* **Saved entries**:
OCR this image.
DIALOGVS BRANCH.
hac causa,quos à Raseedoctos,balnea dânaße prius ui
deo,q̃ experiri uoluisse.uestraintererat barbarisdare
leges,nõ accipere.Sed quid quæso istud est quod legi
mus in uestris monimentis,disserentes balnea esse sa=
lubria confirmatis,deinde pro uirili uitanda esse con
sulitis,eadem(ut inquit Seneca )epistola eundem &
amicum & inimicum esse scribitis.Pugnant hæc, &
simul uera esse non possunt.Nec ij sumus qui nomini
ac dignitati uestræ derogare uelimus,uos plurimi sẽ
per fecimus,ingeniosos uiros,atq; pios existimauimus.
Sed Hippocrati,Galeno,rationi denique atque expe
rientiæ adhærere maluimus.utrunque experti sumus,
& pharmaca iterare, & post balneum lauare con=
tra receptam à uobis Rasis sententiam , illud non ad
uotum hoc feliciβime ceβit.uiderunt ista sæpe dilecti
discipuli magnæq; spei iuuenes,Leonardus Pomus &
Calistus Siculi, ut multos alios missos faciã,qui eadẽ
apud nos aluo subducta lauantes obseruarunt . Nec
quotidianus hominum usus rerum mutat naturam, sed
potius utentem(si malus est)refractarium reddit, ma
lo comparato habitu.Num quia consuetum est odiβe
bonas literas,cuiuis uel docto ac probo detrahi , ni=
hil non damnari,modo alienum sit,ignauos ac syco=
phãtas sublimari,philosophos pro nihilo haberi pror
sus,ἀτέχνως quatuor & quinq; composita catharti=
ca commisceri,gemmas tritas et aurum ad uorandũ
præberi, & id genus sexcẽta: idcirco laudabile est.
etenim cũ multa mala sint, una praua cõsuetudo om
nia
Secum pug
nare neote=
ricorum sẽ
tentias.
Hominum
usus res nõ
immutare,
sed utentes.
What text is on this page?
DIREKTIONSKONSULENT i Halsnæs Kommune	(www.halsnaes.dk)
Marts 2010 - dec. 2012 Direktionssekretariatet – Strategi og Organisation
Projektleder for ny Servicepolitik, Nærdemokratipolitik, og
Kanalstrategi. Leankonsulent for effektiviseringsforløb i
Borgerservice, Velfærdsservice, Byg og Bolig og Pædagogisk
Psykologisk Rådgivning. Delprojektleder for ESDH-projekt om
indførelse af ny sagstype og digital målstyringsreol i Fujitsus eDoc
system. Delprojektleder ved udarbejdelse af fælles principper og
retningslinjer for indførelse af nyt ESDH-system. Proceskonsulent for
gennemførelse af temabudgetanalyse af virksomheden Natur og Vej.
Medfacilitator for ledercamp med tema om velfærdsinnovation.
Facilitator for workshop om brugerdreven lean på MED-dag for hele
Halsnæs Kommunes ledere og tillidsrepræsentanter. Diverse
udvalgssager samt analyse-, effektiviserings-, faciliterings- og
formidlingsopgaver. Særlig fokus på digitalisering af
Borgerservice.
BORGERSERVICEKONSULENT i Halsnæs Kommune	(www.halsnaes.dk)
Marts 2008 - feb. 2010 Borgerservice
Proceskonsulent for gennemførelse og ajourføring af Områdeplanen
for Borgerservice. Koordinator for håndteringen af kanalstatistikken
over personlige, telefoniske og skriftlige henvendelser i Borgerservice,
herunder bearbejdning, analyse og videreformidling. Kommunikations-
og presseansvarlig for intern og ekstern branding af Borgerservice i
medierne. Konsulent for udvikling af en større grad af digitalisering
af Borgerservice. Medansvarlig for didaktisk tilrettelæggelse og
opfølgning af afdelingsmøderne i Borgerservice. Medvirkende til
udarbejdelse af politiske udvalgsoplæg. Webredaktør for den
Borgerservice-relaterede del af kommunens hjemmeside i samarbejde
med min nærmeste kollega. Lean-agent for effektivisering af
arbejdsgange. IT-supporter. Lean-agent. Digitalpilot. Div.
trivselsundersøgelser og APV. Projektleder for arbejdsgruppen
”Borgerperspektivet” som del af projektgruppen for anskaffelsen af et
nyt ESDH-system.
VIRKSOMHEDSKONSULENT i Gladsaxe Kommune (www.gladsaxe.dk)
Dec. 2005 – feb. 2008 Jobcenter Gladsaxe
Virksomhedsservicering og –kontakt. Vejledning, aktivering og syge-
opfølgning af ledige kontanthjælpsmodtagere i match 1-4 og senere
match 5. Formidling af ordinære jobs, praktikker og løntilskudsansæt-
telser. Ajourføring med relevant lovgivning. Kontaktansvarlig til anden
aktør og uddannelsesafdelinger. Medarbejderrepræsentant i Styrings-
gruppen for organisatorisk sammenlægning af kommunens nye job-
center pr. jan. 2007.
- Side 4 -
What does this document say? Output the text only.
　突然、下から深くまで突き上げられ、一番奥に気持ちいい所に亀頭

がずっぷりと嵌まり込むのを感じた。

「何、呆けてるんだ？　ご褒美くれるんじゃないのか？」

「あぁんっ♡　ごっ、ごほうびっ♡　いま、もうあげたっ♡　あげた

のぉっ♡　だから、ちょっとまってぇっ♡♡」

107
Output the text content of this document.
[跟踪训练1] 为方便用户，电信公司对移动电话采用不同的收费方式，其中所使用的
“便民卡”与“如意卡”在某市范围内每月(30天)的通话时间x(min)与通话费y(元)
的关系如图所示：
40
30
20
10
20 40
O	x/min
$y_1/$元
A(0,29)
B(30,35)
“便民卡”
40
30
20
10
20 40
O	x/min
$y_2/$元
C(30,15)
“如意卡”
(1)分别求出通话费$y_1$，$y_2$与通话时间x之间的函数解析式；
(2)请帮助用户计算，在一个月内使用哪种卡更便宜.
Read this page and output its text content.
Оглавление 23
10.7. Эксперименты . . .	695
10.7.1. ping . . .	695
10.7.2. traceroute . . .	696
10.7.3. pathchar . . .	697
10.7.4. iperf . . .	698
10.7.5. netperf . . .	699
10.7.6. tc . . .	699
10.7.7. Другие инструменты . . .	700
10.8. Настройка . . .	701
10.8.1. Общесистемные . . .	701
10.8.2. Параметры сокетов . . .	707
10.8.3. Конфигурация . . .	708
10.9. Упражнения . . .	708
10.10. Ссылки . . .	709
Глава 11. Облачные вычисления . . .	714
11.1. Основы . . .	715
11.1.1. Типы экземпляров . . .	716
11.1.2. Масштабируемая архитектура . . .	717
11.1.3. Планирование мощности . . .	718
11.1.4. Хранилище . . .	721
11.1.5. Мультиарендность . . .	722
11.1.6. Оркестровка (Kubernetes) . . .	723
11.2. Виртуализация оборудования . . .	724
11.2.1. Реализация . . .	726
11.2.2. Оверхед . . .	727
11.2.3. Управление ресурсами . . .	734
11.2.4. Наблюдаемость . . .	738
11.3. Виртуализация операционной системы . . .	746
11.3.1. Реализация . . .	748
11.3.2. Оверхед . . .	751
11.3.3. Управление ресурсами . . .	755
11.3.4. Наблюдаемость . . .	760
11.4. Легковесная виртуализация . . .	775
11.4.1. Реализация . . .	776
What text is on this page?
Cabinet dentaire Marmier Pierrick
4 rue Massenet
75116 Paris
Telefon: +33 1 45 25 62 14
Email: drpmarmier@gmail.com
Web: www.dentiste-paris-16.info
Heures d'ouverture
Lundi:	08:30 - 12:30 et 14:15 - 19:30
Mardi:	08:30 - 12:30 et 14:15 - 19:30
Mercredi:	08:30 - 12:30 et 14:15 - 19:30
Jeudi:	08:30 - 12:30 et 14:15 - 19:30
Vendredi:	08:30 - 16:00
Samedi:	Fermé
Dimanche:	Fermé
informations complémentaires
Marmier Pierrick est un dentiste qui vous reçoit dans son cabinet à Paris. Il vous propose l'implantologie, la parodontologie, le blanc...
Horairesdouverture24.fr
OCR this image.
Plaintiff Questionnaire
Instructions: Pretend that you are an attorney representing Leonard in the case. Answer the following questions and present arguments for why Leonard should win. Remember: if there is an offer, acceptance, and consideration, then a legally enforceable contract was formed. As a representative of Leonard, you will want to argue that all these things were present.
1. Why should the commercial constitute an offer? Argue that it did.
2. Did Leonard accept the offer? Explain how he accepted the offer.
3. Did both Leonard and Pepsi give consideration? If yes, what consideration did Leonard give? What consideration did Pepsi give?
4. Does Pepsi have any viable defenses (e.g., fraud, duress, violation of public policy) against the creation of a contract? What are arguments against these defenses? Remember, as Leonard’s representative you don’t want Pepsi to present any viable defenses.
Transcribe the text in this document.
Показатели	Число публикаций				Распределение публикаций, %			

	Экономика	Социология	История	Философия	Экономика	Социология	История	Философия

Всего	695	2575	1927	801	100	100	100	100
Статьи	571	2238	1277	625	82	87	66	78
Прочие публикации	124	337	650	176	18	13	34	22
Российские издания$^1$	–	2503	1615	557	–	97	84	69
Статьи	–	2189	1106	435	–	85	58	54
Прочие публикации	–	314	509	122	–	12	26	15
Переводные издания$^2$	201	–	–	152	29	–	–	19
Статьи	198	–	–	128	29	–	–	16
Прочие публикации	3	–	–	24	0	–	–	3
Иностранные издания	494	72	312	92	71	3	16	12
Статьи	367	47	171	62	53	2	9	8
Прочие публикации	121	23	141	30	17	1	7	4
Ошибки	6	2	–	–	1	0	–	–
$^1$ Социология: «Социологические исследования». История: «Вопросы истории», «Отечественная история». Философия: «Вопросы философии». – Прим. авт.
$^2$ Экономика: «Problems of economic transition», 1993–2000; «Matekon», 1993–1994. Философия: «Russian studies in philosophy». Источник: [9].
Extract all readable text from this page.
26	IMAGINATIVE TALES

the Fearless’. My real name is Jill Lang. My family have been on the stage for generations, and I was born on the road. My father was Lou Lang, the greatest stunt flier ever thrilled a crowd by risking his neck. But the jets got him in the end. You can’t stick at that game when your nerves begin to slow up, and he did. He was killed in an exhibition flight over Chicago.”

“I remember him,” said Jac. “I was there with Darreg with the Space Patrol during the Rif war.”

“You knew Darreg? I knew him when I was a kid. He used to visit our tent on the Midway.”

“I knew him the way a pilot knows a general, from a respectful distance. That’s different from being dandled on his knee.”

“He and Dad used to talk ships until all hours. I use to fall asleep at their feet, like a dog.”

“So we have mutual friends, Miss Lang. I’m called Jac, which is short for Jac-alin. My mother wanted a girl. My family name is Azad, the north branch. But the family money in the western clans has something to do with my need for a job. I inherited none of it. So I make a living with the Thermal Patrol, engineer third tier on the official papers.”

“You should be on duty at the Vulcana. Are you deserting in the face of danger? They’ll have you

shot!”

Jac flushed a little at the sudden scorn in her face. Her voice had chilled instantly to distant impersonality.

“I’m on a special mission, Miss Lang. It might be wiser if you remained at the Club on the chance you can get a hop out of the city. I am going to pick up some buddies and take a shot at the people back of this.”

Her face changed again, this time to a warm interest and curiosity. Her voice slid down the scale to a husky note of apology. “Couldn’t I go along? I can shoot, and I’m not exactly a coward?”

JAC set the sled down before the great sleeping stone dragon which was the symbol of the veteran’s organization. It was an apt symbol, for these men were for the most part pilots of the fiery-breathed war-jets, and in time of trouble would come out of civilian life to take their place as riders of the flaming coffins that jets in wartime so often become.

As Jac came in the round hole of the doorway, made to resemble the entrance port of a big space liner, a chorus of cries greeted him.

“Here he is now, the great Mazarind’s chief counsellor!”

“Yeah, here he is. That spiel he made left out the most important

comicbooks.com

* **Required task**: Pull every line containing "page" from the material above.

* **Result for this exercise**:
What text is on this page?
Read this page and output its text content.
What text is on this page?
Extract all readable text from this page.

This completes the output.